**Task description**
Return the whole listing, line for line, without the pictures in it.

**Data section**
▽
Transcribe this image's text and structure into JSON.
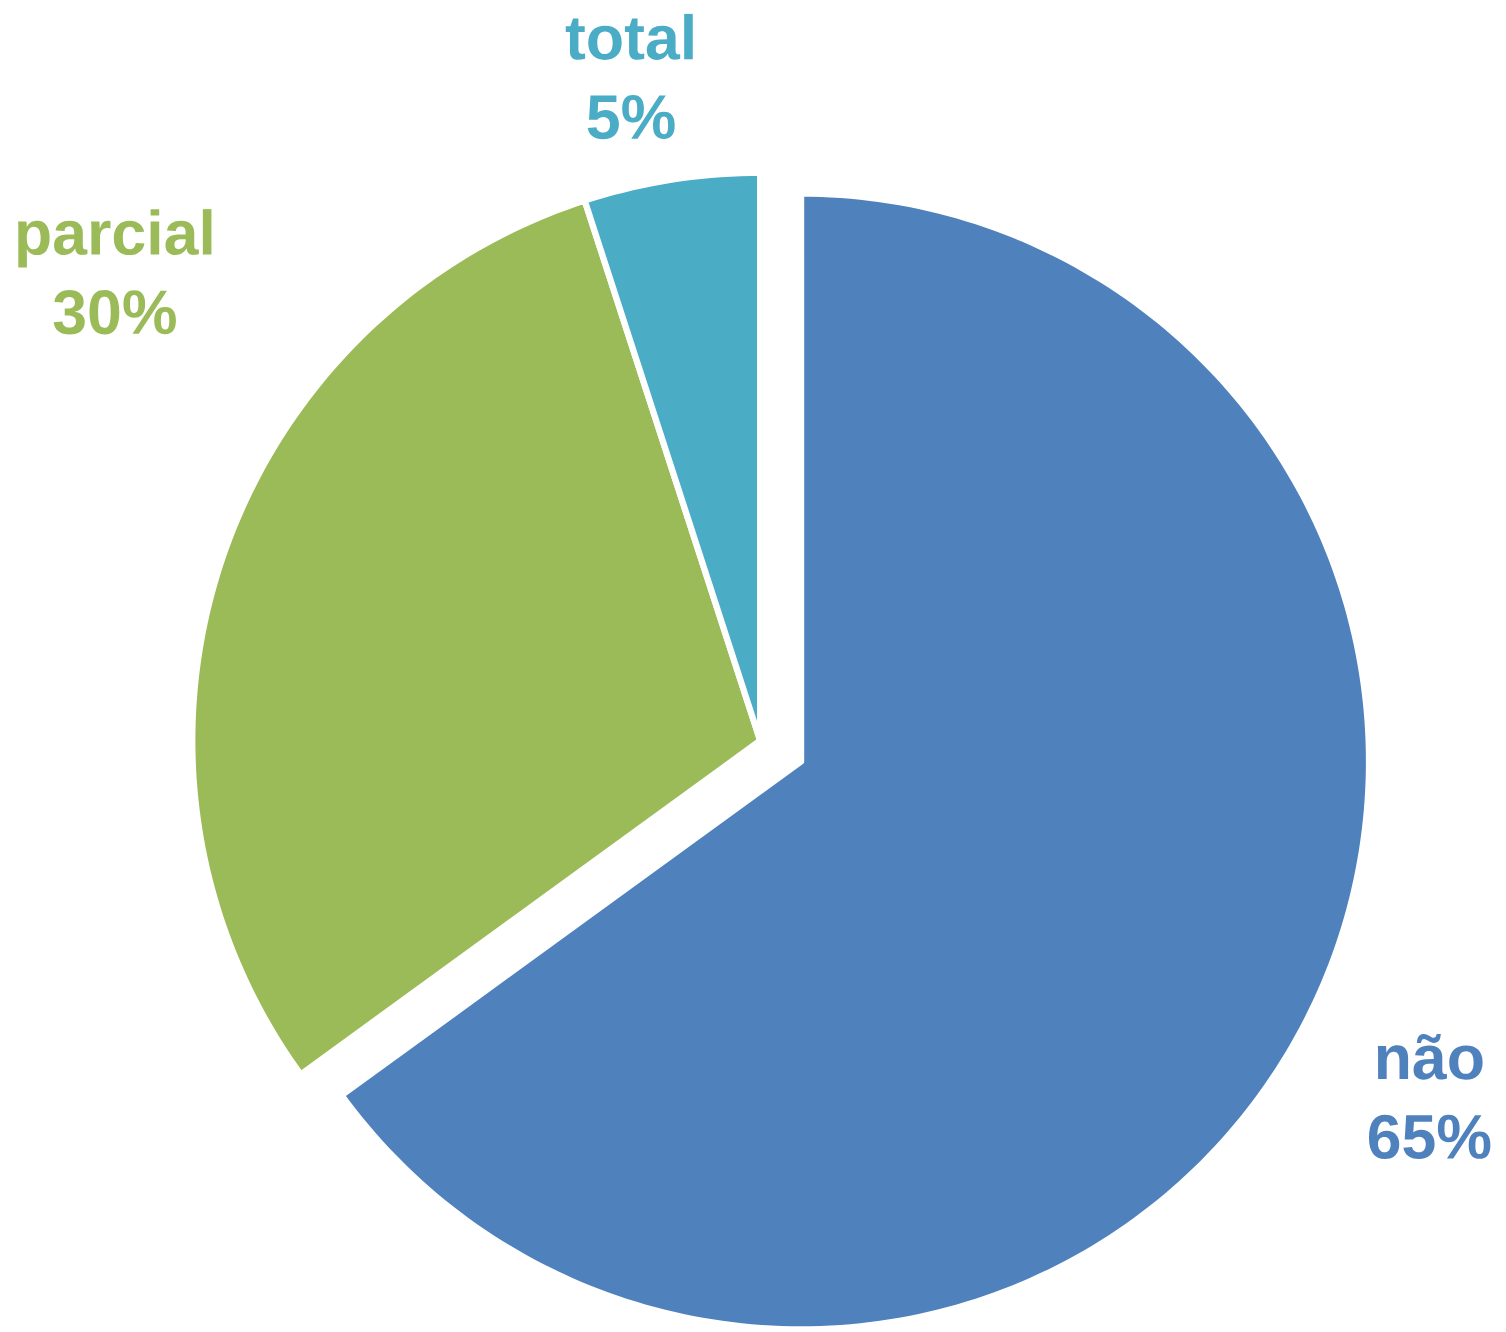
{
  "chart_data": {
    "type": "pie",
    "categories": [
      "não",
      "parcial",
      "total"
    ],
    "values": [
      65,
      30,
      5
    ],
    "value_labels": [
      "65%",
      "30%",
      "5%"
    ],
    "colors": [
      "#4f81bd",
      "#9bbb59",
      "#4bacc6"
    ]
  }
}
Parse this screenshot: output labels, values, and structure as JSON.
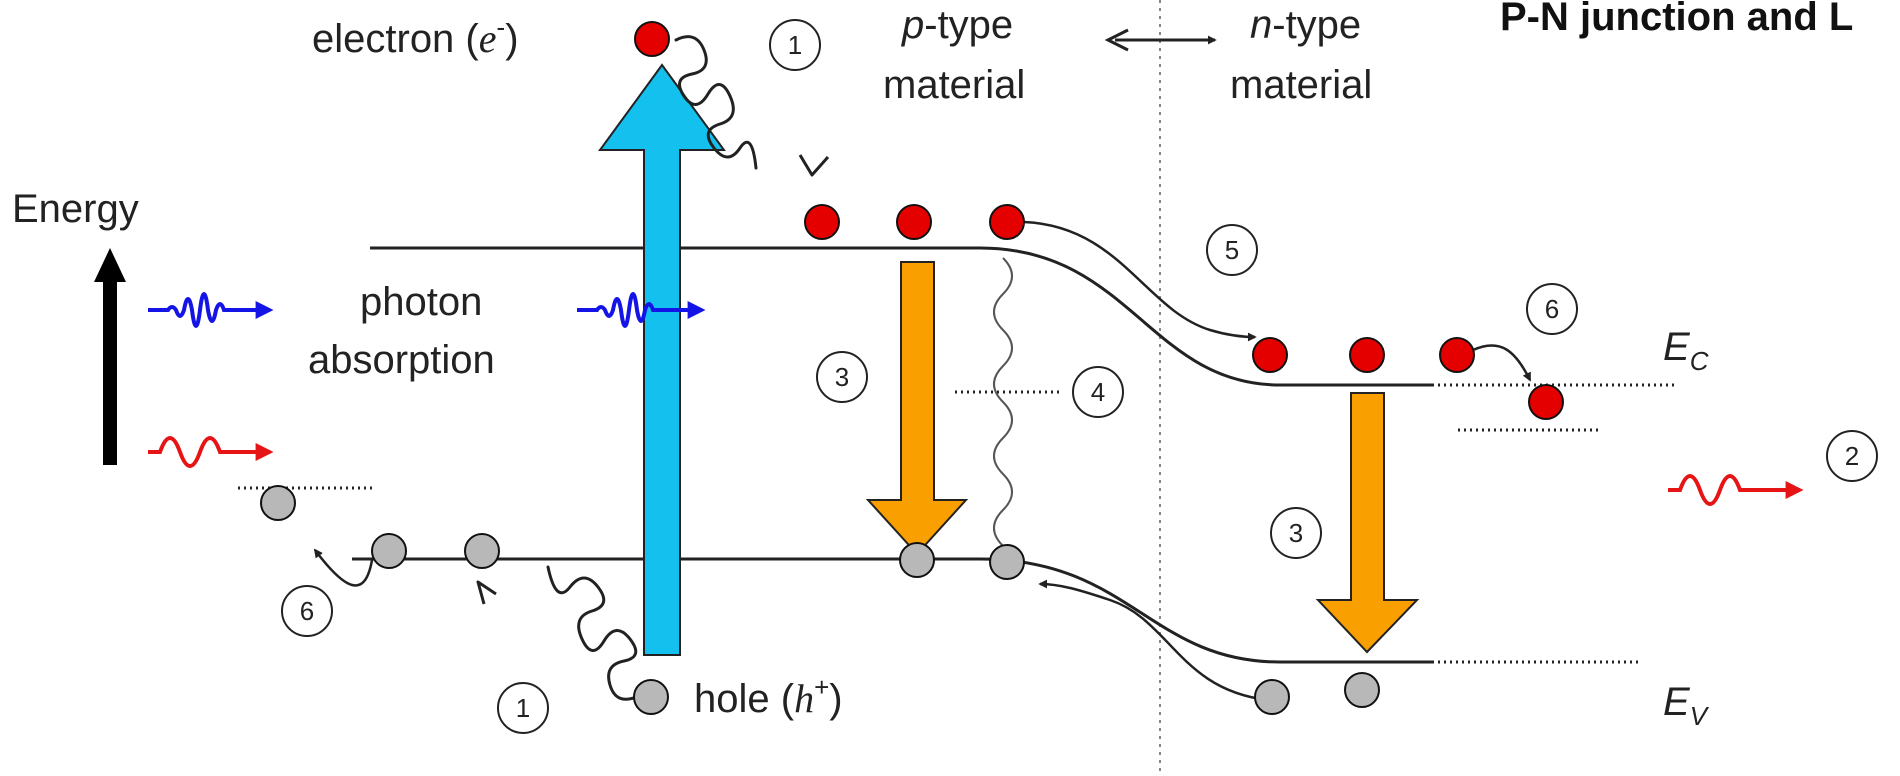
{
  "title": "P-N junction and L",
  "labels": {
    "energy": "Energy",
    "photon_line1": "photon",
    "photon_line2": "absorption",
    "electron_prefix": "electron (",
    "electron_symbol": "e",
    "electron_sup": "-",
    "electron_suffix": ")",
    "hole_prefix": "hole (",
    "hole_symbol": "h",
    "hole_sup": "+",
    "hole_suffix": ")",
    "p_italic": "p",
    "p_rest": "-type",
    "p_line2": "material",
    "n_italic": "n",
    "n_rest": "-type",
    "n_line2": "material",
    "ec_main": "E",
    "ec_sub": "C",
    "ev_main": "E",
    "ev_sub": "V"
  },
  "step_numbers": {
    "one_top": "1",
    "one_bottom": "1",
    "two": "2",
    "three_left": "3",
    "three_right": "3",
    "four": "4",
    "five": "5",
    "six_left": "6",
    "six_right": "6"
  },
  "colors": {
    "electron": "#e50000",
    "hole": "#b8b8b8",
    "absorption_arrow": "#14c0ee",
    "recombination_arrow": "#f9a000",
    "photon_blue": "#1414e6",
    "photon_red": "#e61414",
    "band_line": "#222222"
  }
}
△
**Solution to the problem**
Transcribe this image's text and structure into JSON.
{
  "chart_data": {
    "type": "pie",
    "categories": [
      "não",
      "parcial",
      "total"
    ],
    "values": [
      65,
      30,
      5
    ],
    "value_labels": [
      "65%",
      "30%",
      "5%"
    ],
    "colors": [
      "#4f81bd",
      "#9bbb59",
      "#4bacc6"
    ]
  }
}
Parse this screenshot: output labels, values, and structure as JSON.
{
  "title": "P-N junction and L",
  "labels": {
    "energy": "Energy",
    "photon_line1": "photon",
    "photon_line2": "absorption",
    "electron_prefix": "electron (",
    "electron_symbol": "e",
    "electron_sup": "-",
    "electron_suffix": ")",
    "hole_prefix": "hole (",
    "hole_symbol": "h",
    "hole_sup": "+",
    "hole_suffix": ")",
    "p_italic": "p",
    "p_rest": "-type",
    "p_line2": "material",
    "n_italic": "n",
    "n_rest": "-type",
    "n_line2": "material",
    "ec_main": "E",
    "ec_sub": "C",
    "ev_main": "E",
    "ev_sub": "V"
  },
  "step_numbers": {
    "one_top": "1",
    "one_bottom": "1",
    "two": "2",
    "three_left": "3",
    "three_right": "3",
    "four": "4",
    "five": "5",
    "six_left": "6",
    "six_right": "6"
  },
  "colors": {
    "electron": "#e50000",
    "hole": "#b8b8b8",
    "absorption_arrow": "#14c0ee",
    "recombination_arrow": "#f9a000",
    "photon_blue": "#1414e6",
    "photon_red": "#e61414",
    "band_line": "#222222"
  }
}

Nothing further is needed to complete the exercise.